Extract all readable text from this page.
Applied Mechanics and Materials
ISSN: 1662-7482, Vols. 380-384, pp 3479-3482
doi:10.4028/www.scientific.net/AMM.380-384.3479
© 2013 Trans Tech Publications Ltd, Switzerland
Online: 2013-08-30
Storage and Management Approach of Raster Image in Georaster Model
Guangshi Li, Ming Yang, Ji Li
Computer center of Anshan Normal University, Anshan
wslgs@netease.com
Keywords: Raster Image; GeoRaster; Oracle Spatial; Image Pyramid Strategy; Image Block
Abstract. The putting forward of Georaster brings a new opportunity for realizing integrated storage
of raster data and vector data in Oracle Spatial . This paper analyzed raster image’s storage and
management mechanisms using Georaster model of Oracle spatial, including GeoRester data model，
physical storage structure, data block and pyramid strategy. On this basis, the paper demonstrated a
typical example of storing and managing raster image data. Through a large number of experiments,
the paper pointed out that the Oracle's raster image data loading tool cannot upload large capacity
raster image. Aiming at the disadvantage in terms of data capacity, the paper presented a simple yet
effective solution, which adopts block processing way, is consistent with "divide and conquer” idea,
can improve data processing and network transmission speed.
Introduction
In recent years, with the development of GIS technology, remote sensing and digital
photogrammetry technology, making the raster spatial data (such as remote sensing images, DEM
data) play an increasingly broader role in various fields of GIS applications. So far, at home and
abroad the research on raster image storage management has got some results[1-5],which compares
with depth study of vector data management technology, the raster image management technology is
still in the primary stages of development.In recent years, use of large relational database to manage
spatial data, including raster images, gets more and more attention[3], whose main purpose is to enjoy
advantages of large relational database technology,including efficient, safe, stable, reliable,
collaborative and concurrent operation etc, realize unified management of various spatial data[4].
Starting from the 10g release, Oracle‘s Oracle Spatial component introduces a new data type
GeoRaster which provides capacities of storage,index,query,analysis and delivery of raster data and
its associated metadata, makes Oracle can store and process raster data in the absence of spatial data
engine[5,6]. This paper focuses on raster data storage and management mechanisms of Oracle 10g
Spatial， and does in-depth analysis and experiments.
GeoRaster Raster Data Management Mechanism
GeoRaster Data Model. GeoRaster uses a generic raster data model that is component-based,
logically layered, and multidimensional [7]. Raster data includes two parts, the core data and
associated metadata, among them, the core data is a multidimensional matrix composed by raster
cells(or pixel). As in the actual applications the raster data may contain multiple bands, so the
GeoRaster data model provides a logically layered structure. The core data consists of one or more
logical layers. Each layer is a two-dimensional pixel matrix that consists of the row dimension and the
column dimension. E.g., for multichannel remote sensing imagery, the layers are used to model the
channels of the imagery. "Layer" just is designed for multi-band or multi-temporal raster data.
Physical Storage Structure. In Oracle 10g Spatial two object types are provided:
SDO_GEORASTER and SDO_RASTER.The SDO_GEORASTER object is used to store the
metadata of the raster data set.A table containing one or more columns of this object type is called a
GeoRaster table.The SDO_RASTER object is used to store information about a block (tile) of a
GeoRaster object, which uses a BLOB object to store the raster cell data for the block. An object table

- _Exercise directions_
Repeat the material above in full, keeping every word.

- _Answer to the task_
Extract all readable text from this page.
Applied Mechanics and Materials
ISSN: 1662-7482, Vols. 380-384, pp 3479-3482
doi:10.4028/www.scientific.net/AMM.380-384.3479
© 2013 Trans Tech Publications Ltd, Switzerland
Online: 2013-08-30
Storage and Management Approach of Raster Image in Georaster Model
Guangshi Li, Ming Yang, Ji Li
Computer center of Anshan Normal University, Anshan
wslgs@netease.com
Keywords: Raster Image; GeoRaster; Oracle Spatial; Image Pyramid Strategy; Image Block
Abstract. The putting forward of Georaster brings a new opportunity for realizing integrated storage
of raster data and vector data in Oracle Spatial . This paper analyzed raster image’s storage and
management mechanisms using Georaster model of Oracle spatial, including GeoRester data model，
physical storage structure, data block and pyramid strategy. On this basis, the paper demonstrated a
typical example of storing and managing raster image data. Through a large number of experiments,
the paper pointed out that the Oracle's raster image data loading tool cannot upload large capacity
raster image. Aiming at the disadvantage in terms of data capacity, the paper presented a simple yet
effective solution, which adopts block processing way, is consistent with "divide and conquer” idea,
can improve data processing and network transmission speed.
Introduction
In recent years, with the development of GIS technology, remote sensing and digital
photogrammetry technology, making the raster spatial data (such as remote sensing images, DEM
data) play an increasingly broader role in various fields of GIS applications. So far, at home and
abroad the research on raster image storage management has got some results[1-5],which compares
with depth study of vector data management technology, the raster image management technology is
still in the primary stages of development.In recent years, use of large relational database to manage
spatial data, including raster images, gets more and more attention[3], whose main purpose is to enjoy
advantages of large relational database technology,including efficient, safe, stable, reliable,
collaborative and concurrent operation etc, realize unified management of various spatial data[4].
Starting from the 10g release, Oracle‘s Oracle Spatial component introduces a new data type
GeoRaster which provides capacities of storage,index,query,analysis and delivery of raster data and
its associated metadata, makes Oracle can store and process raster data in the absence of spatial data
engine[5,6]. This paper focuses on raster data storage and management mechanisms of Oracle 10g
Spatial， and does in-depth analysis and experiments.
GeoRaster Raster Data Management Mechanism
GeoRaster Data Model. GeoRaster uses a generic raster data model that is component-based,
logically layered, and multidimensional [7]. Raster data includes two parts, the core data and
associated metadata, among them, the core data is a multidimensional matrix composed by raster
cells(or pixel). As in the actual applications the raster data may contain multiple bands, so the
GeoRaster data model provides a logically layered structure. The core data consists of one or more
logical layers. Each layer is a two-dimensional pixel matrix that consists of the row dimension and the
column dimension. E.g., for multichannel remote sensing imagery, the layers are used to model the
channels of the imagery. "Layer" just is designed for multi-band or multi-temporal raster data.
Physical Storage Structure. In Oracle 10g Spatial two object types are provided:
SDO_GEORASTER and SDO_RASTER.The SDO_GEORASTER object is used to store the
metadata of the raster data set.A table containing one or more columns of this object type is called a
GeoRaster table.The SDO_RASTER object is used to store information about a block (tile) of a
GeoRaster object, which uses a BLOB object to store the raster cell data for the block. An object table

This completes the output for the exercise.